[Excerpts from a figure dataset]
▼
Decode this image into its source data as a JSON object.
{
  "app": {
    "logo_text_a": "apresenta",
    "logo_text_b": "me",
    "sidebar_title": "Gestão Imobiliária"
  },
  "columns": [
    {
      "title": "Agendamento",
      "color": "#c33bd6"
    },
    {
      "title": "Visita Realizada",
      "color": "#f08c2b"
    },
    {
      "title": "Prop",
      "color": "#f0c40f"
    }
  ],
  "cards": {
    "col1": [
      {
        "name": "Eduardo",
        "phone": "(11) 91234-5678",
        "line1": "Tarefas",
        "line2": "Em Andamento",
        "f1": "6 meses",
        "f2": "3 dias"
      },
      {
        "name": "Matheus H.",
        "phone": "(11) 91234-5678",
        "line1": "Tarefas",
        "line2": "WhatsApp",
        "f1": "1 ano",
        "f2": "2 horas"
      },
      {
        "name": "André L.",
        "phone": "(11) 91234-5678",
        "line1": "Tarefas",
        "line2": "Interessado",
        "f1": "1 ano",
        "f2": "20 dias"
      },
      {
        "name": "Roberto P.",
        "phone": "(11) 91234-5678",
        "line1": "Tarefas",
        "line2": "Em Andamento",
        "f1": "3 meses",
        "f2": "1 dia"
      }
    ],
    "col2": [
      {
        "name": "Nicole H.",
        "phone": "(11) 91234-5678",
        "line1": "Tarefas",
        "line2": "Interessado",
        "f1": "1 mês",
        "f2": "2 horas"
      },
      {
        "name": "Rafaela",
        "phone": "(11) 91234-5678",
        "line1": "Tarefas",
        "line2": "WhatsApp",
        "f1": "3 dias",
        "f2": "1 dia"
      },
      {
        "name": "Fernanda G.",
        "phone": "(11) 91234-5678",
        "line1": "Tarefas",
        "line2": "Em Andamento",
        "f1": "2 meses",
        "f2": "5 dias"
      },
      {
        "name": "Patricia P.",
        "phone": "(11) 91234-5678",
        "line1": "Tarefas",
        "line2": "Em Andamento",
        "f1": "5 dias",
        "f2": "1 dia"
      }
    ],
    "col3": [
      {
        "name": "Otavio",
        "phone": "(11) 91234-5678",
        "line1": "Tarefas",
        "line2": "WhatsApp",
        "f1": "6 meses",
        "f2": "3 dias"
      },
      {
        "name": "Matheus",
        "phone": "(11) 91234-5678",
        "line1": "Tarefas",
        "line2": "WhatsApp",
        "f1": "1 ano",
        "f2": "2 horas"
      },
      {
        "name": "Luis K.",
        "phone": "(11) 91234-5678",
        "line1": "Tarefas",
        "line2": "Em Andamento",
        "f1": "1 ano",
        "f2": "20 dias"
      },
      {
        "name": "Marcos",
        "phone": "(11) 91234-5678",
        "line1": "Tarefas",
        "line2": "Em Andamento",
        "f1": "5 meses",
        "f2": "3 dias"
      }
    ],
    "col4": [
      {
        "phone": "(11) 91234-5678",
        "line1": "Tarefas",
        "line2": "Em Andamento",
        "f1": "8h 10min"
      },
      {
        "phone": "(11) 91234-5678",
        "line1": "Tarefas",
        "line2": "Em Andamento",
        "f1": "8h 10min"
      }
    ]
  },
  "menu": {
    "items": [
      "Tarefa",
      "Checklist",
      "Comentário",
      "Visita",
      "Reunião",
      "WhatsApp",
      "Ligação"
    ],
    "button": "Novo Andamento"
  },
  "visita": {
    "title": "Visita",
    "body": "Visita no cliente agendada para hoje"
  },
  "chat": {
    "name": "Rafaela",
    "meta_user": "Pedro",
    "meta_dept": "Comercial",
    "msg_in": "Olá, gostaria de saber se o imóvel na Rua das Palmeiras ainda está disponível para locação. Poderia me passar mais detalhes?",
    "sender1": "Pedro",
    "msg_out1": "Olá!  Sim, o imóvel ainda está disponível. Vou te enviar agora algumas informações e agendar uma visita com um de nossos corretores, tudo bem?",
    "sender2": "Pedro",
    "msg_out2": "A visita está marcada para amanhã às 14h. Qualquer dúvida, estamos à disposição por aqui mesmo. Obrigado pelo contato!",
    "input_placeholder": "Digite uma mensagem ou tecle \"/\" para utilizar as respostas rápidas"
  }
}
▲
CHALLENGE -
Return every record, word for word.

THE RESULT -
Decode this image into its source data as a JSON object.
{
  "app": {
    "logo_text_a": "apresenta",
    "logo_text_b": "me",
    "sidebar_title": "Gestão Imobiliária"
  },
  "columns": [
    {
      "title": "Agendamento",
      "color": "#c33bd6"
    },
    {
      "title": "Visita Realizada",
      "color": "#f08c2b"
    },
    {
      "title": "Prop",
      "color": "#f0c40f"
    }
  ],
  "cards": {
    "col1": [
      {
        "name": "Eduardo",
        "phone": "(11) 91234-5678",
        "line1": "Tarefas",
        "line2": "Em Andamento",
        "f1": "6 meses",
        "f2": "3 dias"
      },
      {
        "name": "Matheus H.",
        "phone": "(11) 91234-5678",
        "line1": "Tarefas",
        "line2": "WhatsApp",
        "f1": "1 ano",
        "f2": "2 horas"
      },
      {
        "name": "André L.",
        "phone": "(11) 91234-5678",
        "line1": "Tarefas",
        "line2": "Interessado",
        "f1": "1 ano",
        "f2": "20 dias"
      },
      {
        "name": "Roberto P.",
        "phone": "(11) 91234-5678",
        "line1": "Tarefas",
        "line2": "Em Andamento",
        "f1": "3 meses",
        "f2": "1 dia"
      }
    ],
    "col2": [
      {
        "name": "Nicole H.",
        "phone": "(11) 91234-5678",
        "line1": "Tarefas",
        "line2": "Interessado",
        "f1": "1 mês",
        "f2": "2 horas"
      },
      {
        "name": "Rafaela",
        "phone": "(11) 91234-5678",
        "line1": "Tarefas",
        "line2": "WhatsApp",
        "f1": "3 dias",
        "f2": "1 dia"
      },
      {
        "name": "Fernanda G.",
        "phone": "(11) 91234-5678",
        "line1": "Tarefas",
        "line2": "Em Andamento",
        "f1": "2 meses",
        "f2": "5 dias"
      },
      {
        "name": "Patricia P.",
        "phone": "(11) 91234-5678",
        "line1": "Tarefas",
        "line2": "Em Andamento",
        "f1": "5 dias",
        "f2": "1 dia"
      }
    ],
    "col3": [
      {
        "name": "Otavio",
        "phone": "(11) 91234-5678",
        "line1": "Tarefas",
        "line2": "WhatsApp",
        "f1": "6 meses",
        "f2": "3 dias"
      },
      {
        "name": "Matheus",
        "phone": "(11) 91234-5678",
        "line1": "Tarefas",
        "line2": "WhatsApp",
        "f1": "1 ano",
        "f2": "2 horas"
      },
      {
        "name": "Luis K.",
        "phone": "(11) 91234-5678",
        "line1": "Tarefas",
        "line2": "Em Andamento",
        "f1": "1 ano",
        "f2": "20 dias"
      },
      {
        "name": "Marcos",
        "phone": "(11) 91234-5678",
        "line1": "Tarefas",
        "line2": "Em Andamento",
        "f1": "5 meses",
        "f2": "3 dias"
      }
    ],
    "col4": [
      {
        "phone": "(11) 91234-5678",
        "line1": "Tarefas",
        "line2": "Em Andamento",
        "f1": "8h 10min"
      },
      {
        "phone": "(11) 91234-5678",
        "line1": "Tarefas",
        "line2": "Em Andamento",
        "f1": "8h 10min"
      }
    ]
  },
  "menu": {
    "items": [
      "Tarefa",
      "Checklist",
      "Comentário",
      "Visita",
      "Reunião",
      "WhatsApp",
      "Ligação"
    ],
    "button": "Novo Andamento"
  },
  "visita": {
    "title": "Visita",
    "body": "Visita no cliente agendada para hoje"
  },
  "chat": {
    "name": "Rafaela",
    "meta_user": "Pedro",
    "meta_dept": "Comercial",
    "msg_in": "Olá, gostaria de saber se o imóvel na Rua das Palmeiras ainda está disponível para locação. Poderia me passar mais detalhes?",
    "sender1": "Pedro",
    "msg_out1": "Olá!  Sim, o imóvel ainda está disponível. Vou te enviar agora algumas informações e agendar uma visita com um de nossos corretores, tudo bem?",
    "sender2": "Pedro",
    "msg_out2": "A visita está marcada para amanhã às 14h. Qualquer dúvida, estamos à disposição por aqui mesmo. Obrigado pelo contato!",
    "input_placeholder": "Digite uma mensagem ou tecle \"/\" para utilizar as respostas rápidas"
  }
}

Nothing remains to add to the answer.